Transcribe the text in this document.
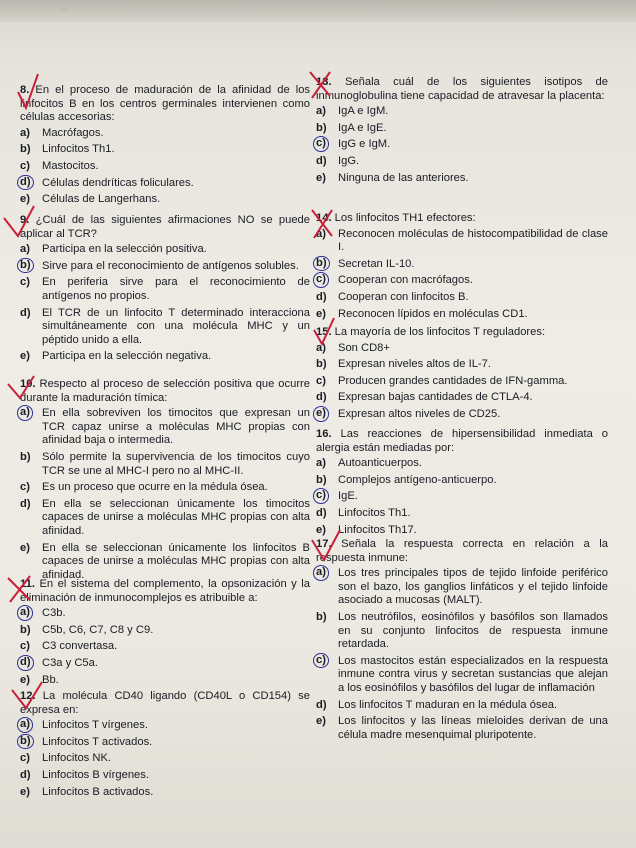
...
8. En el proceso de maduración de la afinidad de los linfocitos B en los centros germinales intervienen como células accesorias:
a) Macrófagos.
b) Linfocitos Th1.
c) Mastocitos.
d) Células dendríticas foliculares.
e) Células de Langerhans.
9. ¿Cuál de las siguientes afirmaciones NO se puede aplicar al TCR?
a) Participa en la selección positiva.
b) Sirve para el reconocimiento de antígenos solubles.
c) En periferia sirve para el reconocimiento de antígenos no propios.
d) El TCR de un linfocito T determinado interacciona simultáneamente con una molécula MHC y un péptido unido a ella.
e) Participa en la selección negativa.
10. Respecto al proceso de selección positiva que ocurre durante la maduración tímica:
a) En ella sobreviven los timocitos que expresan un TCR capaz unirse a moléculas MHC propias con afinidad baja o intermedia.
b) Sólo permite la supervivencia de los timocitos cuyo TCR se une al MHC-I pero no al MHC-II.
c) Es un proceso que ocurre en la médula ósea.
d) En ella se seleccionan únicamente los timocitos capaces de unirse a moléculas MHC propias con alta afinidad.
e) En ella se seleccionan únicamente los linfocitos B capaces de unirse a moléculas MHC propias con alta afinidad.
11. En el sistema del complemento, la opsonización y la eliminación de inmunocomplejos es atribuible a:
a) C3b.
b) C5b, C6, C7, C8 y C9.
c) C3 convertasa.
d) C3a y C5a.
e) Bb.
12. La molécula CD40 ligando (CD40L o CD154) se expresa en:
a) Linfocitos T vírgenes.
b) Linfocitos T activados.
c) Linfocitos NK.
d) Linfocitos B vírgenes.
e) Linfocitos B activados.
13. Señala cuál de los siguientes isotipos de inmunoglobulina tiene capacidad de atravesar la placenta:
a) IgA e IgM.
b) IgA e IgE.
c) IgG e IgM.
d) IgG.
e) Ninguna de las anteriores.
14. Los linfocitos TH1 efectores:
a) Reconocen moléculas de histocompatibilidad de clase I.
b) Secretan IL-10.
c) Cooperan con macrófagos.
d) Cooperan con linfocitos B.
e) Reconocen lípidos en moléculas CD1.
15. La mayoría de los linfocitos T reguladores:
a) Son CD8+
b) Expresan niveles altos de IL-7.
c) Producen grandes cantidades de IFN-gamma.
d) Expresan bajas cantidades de CTLA-4.
e) Expresan altos niveles de CD25.
16. Las reacciones de hipersensibilidad inmediata o alergia están mediadas por:
a) Autoanticuerpos.
b) Complejos antígeno-anticuerpo.
c) IgE.
d) Linfocitos Th1.
e) Linfocitos Th17.
17. Señala la respuesta correcta en relación a la respuesta inmune:
a) Los tres principales tipos de tejido linfoide periférico son el bazo, los ganglios linfáticos y el tejido linfoide asociado a mucosas (MALT).
b) Los neutrófilos, eosinófilos y basófilos son llamados en su conjunto linfocitos de respuesta inmune retardada.
c) Los mastocitos están especializados en la respuesta inmune contra virus y secretan sustancias que alejan a los eosinófilos y basófilos del lugar de inflamación
d) Los linfocitos T maduran en la médula ósea.
e) Los linfocitos y las líneas mieloides derivan de una célula madre mesenquimal pluripotente.
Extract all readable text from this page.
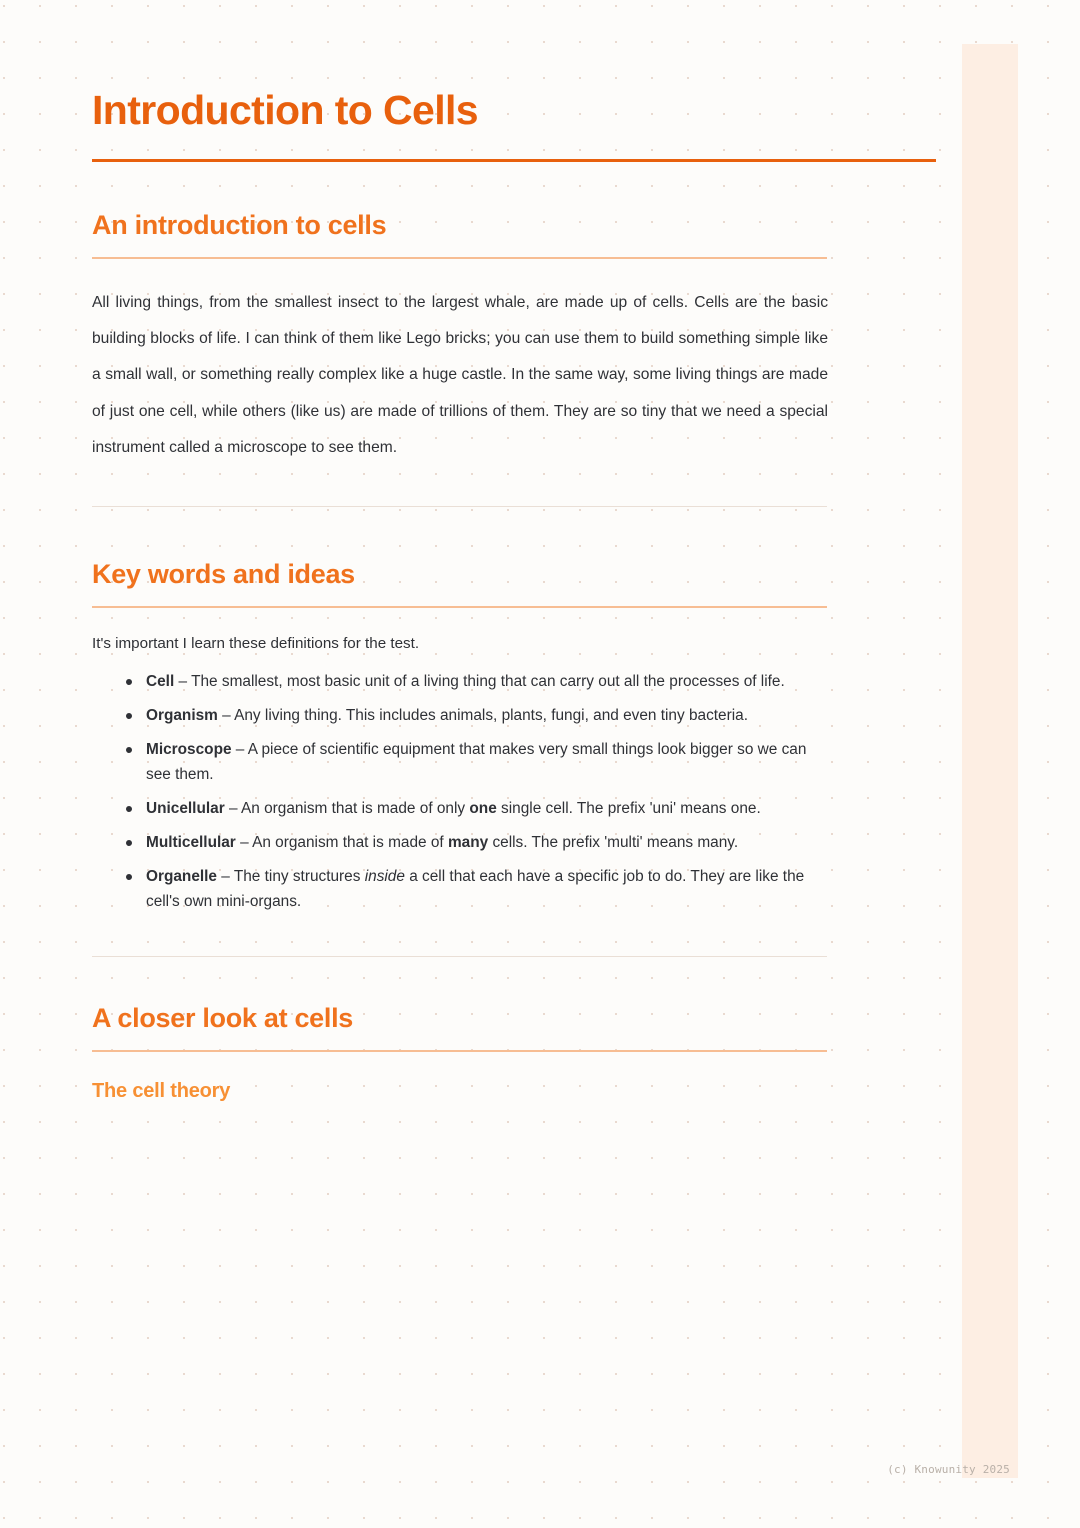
Introduction to Cells
An introduction to cells

All living things, from the smallest insect to the largest whale, are made up of cells. Cells are the basic building blocks of life. I can think of them like Lego bricks; you can use them to build something simple like a small wall, or something really complex like a huge castle. In the same way, some living things are made of just one cell, while others (like us) are made of trillions of them. They are so tiny that we need a special instrument called a microscope to see them.

Key words and ideas

It's important I learn these definitions for the test.

Cell – The smallest, most basic unit of a living thing that can carry out all the processes of life.
Organism – Any living thing. This includes animals, plants, fungi, and even tiny bacteria.
Microscope – A piece of scientific equipment that makes very small things look bigger so we can see them.
Unicellular – An organism that is made of only one single cell. The prefix 'uni' means one.
Multicellular – An organism that is made of many cells. The prefix 'multi' means many.
Organelle – The tiny structures inside a cell that each have a specific job to do. They are like the cell's own mini-organs.
A closer look at cells
The cell theory
(c) Knowunity 2025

### [Requirement]
Taking each line of the material above in turn, count those containing the string "from". State the number alone.

### [Reply to the exercise]
2